#### [Job]
Check each line of the records below and collect those that include the word "Mode".

━━ Input records

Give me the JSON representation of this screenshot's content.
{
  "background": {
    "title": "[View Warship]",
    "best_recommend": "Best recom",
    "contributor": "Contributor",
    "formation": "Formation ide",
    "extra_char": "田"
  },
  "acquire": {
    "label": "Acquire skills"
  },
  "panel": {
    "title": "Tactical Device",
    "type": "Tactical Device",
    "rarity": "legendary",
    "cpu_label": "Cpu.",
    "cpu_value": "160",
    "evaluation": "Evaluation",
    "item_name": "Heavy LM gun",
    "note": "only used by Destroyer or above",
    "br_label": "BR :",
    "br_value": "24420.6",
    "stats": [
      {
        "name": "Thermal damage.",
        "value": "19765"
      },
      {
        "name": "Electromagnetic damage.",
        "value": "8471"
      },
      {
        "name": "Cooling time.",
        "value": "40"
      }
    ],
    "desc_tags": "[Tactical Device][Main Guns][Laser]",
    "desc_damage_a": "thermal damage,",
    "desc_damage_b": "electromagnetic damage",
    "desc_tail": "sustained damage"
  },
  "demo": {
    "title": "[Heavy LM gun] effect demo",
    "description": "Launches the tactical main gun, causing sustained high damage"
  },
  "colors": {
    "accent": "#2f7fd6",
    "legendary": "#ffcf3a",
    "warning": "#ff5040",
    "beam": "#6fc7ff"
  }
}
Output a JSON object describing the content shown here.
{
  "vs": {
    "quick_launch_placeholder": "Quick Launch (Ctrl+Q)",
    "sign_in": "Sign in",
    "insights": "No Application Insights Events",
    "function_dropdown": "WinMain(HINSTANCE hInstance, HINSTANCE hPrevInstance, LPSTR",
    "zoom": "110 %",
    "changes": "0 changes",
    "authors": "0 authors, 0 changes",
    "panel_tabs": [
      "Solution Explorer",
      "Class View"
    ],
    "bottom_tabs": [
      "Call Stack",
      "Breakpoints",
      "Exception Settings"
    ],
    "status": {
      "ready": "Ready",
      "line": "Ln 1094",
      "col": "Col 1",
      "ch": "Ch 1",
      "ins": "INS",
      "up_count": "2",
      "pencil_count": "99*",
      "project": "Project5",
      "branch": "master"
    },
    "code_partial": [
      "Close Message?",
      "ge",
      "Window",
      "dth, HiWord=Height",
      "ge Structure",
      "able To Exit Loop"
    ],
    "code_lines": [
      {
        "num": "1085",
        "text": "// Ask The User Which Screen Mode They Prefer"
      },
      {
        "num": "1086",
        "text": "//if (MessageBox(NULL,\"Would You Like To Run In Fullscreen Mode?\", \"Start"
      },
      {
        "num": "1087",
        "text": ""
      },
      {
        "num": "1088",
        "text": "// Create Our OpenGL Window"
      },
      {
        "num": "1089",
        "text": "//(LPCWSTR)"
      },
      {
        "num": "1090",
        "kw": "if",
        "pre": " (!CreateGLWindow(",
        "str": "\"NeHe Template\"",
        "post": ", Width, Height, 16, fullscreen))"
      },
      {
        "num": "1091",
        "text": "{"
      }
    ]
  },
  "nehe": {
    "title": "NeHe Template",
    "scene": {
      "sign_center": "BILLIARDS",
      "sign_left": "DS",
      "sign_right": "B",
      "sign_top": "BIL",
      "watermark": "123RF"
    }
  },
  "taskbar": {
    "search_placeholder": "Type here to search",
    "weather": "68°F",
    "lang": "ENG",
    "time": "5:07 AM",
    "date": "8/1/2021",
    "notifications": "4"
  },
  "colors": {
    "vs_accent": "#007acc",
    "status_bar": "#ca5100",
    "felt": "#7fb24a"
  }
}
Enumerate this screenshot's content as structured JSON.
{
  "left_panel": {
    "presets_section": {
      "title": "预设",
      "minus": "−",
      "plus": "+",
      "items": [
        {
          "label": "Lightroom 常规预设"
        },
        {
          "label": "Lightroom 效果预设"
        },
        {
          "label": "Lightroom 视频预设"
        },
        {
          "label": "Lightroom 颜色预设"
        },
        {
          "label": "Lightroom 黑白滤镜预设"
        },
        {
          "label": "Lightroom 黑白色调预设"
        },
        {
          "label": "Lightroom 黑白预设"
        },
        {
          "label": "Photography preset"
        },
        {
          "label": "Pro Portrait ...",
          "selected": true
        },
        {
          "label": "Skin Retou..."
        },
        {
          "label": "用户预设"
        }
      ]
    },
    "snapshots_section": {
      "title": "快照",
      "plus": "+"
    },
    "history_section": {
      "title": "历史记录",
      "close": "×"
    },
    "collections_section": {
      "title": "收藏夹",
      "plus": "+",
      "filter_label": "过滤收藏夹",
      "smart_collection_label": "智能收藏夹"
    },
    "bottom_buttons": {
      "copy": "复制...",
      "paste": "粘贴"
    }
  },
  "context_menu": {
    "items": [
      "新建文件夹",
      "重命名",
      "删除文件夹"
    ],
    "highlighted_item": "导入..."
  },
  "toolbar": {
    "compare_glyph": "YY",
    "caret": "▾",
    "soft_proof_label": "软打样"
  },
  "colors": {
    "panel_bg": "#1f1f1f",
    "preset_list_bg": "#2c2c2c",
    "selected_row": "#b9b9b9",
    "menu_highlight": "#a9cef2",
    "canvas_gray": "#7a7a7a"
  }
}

━━━━

#### [Exercise output]
        "text": "// Ask The User Which Screen Mode They Prefer"
        "text": "//if (MessageBox(NULL,\"Would You Like To Run In Fullscreen Mode?\", \"Start"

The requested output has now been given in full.